# Exercise aim:
Repeat the data below exactly, dropping any pictures it holds.

# Records from a data collection:
>>
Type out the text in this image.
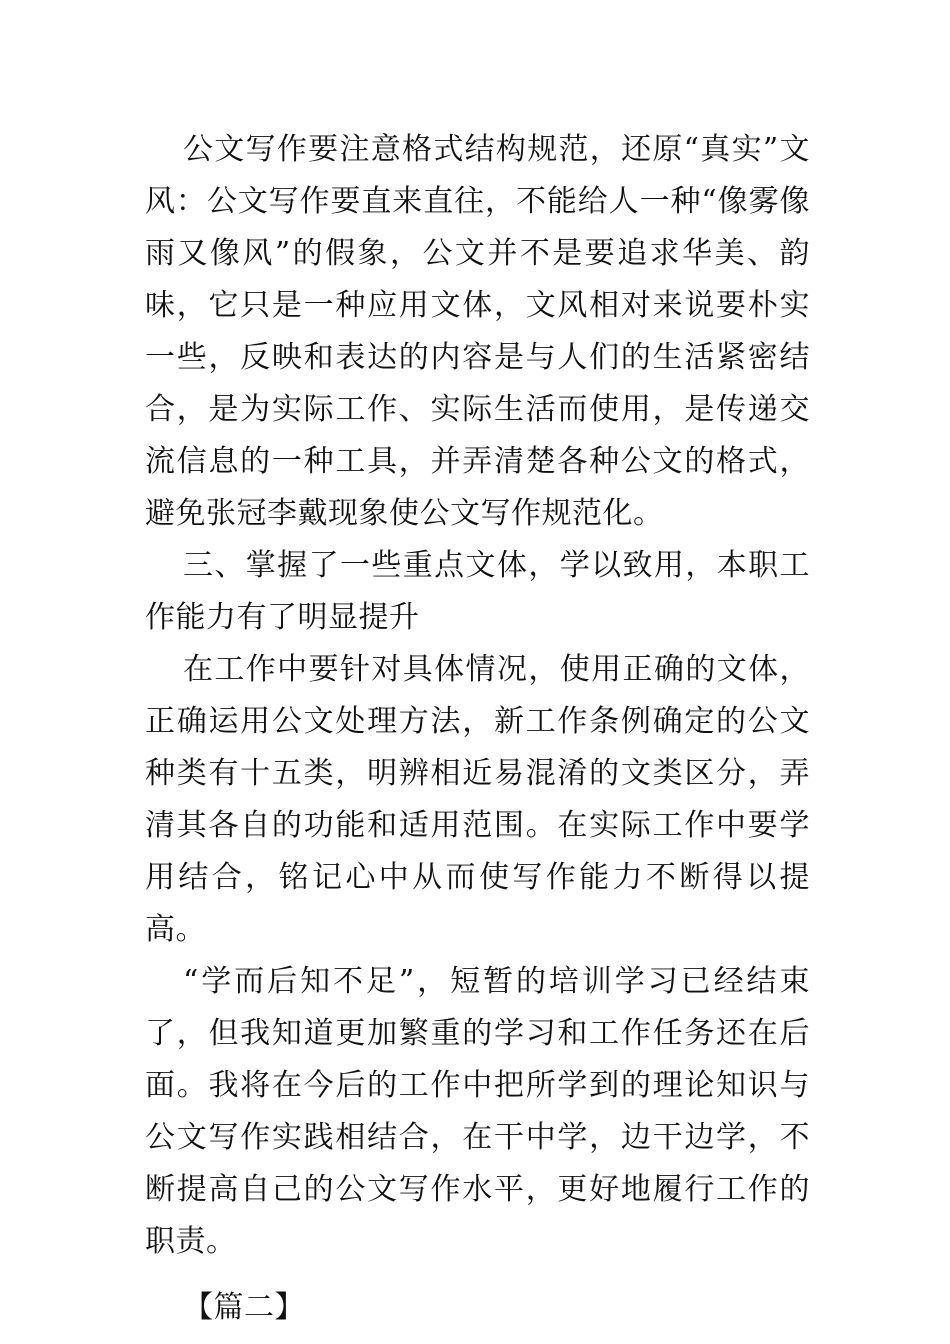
公文写作要注意格式结构规范，还原“真实”文风：公文写作要直来直往，不能给人一种“像雾像雨又像风”的假象，公文并不是要追求华美、韵味，它只是一种应用文体，文风相对来说要朴实一些，反映和表达的内容是与人们的生活紧密结合，是为实际工作、实际生活而使用，是传递交流信息的一种工具，并弄清楚各种公文的格式，避免张冠李戴现象使公文写作规范化。

三、掌握了一些重点文体，学以致用，本职工作能力有了明显提升

在工作中要针对具体情况，使用正确的文体，正确运用公文处理方法，新工作条例确定的公文种类有十五类，明辨相近易混淆的文类区分，弄清其各自的功能和适用范围。在实际工作中要学用结合，铭记心中从而使写作能力不断得以提高。

“学而后知不足”，短暂的培训学习已经结束了，但我知道更加繁重的学习和工作任务还在后面。我将在今后的工作中把所学到的理论知识与公文写作实践相结合，在干中学，边干边学，不断提高自己的公文写作水平，更好地履行工作的职责。

【篇二】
<<
# Answer for this exercise:
Type out the text in this image.
公文写作要注意格式结构规范，还原“真实”文风：公文写作要直来直往，不能给人一种“像雾像雨又像风”的假象，公文并不是要追求华美、韵味，它只是一种应用文体，文风相对来说要朴实一些，反映和表达的内容是与人们的生活紧密结合，是为实际工作、实际生活而使用，是传递交流信息的一种工具，并弄清楚各种公文的格式，避免张冠李戴现象使公文写作规范化。

三、掌握了一些重点文体，学以致用，本职工作能力有了明显提升

在工作中要针对具体情况，使用正确的文体，正确运用公文处理方法，新工作条例确定的公文种类有十五类，明辨相近易混淆的文类区分，弄清其各自的功能和适用范围。在实际工作中要学用结合，铭记心中从而使写作能力不断得以提高。

“学而后知不足”，短暂的培训学习已经结束了，但我知道更加繁重的学习和工作任务还在后面。我将在今后的工作中把所学到的理论知识与公文写作实践相结合，在干中学，边干边学，不断提高自己的公文写作水平，更好地履行工作的职责。

【篇二】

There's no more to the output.